§ **Do this**
Say how many lines of the material below contain the word "Владимирович", with no other words.

[Stored data]

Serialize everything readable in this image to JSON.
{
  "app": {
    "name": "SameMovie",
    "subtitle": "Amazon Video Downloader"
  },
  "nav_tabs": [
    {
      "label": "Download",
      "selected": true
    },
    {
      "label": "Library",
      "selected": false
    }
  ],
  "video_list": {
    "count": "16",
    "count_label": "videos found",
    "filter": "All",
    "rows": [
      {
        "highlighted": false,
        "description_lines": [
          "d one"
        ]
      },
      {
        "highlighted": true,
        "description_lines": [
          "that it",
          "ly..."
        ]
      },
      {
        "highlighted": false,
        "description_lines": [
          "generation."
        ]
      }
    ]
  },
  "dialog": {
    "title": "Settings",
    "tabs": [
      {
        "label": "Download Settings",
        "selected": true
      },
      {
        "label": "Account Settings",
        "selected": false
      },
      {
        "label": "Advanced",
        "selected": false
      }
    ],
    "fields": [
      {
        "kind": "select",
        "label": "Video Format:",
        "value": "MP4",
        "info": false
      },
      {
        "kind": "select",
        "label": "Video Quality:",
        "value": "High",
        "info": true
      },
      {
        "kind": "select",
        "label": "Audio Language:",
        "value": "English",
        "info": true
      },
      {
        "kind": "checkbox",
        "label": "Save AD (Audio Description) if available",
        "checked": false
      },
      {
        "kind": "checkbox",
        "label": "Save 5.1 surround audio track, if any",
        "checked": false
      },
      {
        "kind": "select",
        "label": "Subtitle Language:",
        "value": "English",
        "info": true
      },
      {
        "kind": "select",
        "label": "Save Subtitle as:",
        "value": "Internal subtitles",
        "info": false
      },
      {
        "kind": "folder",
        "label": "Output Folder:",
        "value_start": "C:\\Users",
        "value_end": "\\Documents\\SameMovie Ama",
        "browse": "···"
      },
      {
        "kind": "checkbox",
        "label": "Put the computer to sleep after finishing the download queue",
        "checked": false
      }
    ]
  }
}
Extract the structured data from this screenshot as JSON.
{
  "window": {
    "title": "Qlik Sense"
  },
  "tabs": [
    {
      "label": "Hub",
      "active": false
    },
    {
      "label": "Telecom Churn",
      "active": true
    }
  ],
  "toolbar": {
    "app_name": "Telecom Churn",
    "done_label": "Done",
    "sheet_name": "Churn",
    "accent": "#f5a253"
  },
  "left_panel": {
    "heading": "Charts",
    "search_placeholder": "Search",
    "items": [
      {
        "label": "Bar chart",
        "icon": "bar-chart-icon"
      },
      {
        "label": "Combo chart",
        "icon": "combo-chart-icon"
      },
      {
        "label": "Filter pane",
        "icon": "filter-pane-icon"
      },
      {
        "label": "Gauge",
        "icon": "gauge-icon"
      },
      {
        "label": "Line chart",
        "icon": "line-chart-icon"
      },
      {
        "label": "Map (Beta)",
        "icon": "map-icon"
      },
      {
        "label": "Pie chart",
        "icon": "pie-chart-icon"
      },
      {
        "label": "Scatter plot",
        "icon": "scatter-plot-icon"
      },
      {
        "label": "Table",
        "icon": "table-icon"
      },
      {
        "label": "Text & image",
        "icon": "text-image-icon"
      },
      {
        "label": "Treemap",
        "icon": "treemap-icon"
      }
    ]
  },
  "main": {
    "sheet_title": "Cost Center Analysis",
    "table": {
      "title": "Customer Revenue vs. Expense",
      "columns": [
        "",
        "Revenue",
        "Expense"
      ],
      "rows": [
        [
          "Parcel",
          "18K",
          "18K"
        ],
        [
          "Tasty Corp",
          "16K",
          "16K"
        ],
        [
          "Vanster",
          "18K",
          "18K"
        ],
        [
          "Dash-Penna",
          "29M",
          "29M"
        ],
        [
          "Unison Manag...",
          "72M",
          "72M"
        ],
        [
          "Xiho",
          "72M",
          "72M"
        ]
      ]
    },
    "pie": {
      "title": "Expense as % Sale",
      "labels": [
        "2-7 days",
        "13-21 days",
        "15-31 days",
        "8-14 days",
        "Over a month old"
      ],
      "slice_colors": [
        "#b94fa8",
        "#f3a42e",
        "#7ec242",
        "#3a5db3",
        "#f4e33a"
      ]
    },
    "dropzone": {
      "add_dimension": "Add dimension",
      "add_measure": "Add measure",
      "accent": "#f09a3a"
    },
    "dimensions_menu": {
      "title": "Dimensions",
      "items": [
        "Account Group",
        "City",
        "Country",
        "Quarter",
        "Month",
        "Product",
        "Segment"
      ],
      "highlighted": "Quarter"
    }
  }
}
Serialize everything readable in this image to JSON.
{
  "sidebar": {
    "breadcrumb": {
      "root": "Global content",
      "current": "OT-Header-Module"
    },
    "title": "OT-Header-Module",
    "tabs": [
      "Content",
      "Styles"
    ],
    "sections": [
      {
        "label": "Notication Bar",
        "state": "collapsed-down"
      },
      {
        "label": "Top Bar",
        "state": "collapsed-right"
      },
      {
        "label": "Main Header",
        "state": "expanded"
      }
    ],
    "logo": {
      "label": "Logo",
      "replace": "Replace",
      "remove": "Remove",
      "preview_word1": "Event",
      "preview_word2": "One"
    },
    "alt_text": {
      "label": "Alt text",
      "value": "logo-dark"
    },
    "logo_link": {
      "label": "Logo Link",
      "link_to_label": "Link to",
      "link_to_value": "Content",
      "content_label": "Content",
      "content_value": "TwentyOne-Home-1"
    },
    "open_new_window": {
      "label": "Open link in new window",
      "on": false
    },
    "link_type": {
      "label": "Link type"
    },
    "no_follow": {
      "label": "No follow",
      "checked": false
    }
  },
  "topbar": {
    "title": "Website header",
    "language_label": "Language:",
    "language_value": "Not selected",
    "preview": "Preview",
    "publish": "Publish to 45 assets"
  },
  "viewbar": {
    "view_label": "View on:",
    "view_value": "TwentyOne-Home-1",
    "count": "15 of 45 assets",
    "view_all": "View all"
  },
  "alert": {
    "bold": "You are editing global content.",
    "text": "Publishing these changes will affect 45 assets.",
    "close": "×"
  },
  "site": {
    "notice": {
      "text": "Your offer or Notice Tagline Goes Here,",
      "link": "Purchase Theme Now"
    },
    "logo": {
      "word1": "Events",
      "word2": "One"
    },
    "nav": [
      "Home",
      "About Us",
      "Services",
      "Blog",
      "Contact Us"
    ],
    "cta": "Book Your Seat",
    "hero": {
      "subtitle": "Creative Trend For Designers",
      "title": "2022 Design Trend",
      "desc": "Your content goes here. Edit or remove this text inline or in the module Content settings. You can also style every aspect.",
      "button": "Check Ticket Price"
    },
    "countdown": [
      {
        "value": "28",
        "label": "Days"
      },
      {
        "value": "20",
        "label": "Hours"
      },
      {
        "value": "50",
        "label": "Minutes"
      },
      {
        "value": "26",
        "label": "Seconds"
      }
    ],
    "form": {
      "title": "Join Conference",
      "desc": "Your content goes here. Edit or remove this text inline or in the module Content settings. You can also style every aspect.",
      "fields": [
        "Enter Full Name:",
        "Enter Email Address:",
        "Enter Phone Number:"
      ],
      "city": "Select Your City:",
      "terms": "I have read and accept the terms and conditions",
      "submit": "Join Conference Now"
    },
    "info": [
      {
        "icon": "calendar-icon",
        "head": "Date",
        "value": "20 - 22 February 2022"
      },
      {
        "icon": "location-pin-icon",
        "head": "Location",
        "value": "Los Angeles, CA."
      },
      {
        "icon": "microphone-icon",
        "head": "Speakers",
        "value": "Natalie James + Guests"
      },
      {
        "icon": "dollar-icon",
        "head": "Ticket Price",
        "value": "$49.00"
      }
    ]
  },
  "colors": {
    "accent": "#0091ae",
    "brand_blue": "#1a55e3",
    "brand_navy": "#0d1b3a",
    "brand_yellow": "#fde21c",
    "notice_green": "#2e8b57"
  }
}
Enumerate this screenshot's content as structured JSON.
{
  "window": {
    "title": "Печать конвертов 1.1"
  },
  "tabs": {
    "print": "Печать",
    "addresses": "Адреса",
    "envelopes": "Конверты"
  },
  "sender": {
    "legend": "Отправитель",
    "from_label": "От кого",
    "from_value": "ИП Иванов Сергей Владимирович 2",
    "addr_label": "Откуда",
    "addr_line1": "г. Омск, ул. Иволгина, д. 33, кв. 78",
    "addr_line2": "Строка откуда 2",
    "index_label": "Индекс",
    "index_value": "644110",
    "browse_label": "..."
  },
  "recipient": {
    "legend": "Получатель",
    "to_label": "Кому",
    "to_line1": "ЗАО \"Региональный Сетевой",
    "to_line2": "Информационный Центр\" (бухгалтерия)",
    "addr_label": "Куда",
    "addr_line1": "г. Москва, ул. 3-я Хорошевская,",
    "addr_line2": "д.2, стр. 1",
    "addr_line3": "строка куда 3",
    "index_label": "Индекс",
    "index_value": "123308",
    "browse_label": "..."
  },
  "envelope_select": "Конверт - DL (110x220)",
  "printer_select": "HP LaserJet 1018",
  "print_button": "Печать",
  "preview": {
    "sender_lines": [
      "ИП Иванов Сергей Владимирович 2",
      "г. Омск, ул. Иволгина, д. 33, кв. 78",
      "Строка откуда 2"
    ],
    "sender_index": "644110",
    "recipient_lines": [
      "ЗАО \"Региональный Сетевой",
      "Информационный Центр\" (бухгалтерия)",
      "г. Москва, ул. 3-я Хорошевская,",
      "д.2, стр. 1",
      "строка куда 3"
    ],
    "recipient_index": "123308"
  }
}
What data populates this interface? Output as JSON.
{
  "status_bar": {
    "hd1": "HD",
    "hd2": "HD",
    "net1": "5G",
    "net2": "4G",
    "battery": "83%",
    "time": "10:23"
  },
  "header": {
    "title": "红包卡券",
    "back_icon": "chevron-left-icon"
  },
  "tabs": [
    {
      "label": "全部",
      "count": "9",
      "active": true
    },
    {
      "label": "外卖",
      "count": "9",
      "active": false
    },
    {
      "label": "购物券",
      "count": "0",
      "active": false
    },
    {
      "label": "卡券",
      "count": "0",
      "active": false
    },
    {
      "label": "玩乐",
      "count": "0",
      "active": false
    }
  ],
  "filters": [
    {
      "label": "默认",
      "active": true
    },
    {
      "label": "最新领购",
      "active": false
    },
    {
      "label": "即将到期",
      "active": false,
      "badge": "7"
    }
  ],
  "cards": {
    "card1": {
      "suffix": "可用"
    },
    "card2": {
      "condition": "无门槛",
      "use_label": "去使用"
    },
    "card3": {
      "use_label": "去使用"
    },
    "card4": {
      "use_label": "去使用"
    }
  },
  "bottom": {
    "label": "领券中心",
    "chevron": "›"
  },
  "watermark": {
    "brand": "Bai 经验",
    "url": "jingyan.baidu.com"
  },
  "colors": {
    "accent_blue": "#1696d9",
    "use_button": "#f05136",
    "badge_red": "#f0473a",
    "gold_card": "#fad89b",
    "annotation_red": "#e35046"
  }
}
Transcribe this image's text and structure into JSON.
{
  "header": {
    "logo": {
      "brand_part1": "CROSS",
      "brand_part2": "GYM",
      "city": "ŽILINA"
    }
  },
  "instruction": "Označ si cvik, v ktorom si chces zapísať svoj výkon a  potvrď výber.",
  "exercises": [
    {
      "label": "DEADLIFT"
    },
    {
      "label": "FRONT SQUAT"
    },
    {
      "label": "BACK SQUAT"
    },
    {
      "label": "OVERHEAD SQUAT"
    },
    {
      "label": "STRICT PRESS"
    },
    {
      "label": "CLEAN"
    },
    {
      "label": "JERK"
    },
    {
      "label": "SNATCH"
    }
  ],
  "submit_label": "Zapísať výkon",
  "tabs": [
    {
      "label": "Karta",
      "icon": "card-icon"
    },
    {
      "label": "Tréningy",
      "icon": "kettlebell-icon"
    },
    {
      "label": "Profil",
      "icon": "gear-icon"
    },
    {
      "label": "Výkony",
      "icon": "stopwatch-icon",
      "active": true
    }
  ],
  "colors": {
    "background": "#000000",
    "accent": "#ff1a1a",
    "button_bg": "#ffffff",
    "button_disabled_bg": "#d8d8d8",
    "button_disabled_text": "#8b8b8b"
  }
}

§ **Complete answer**
2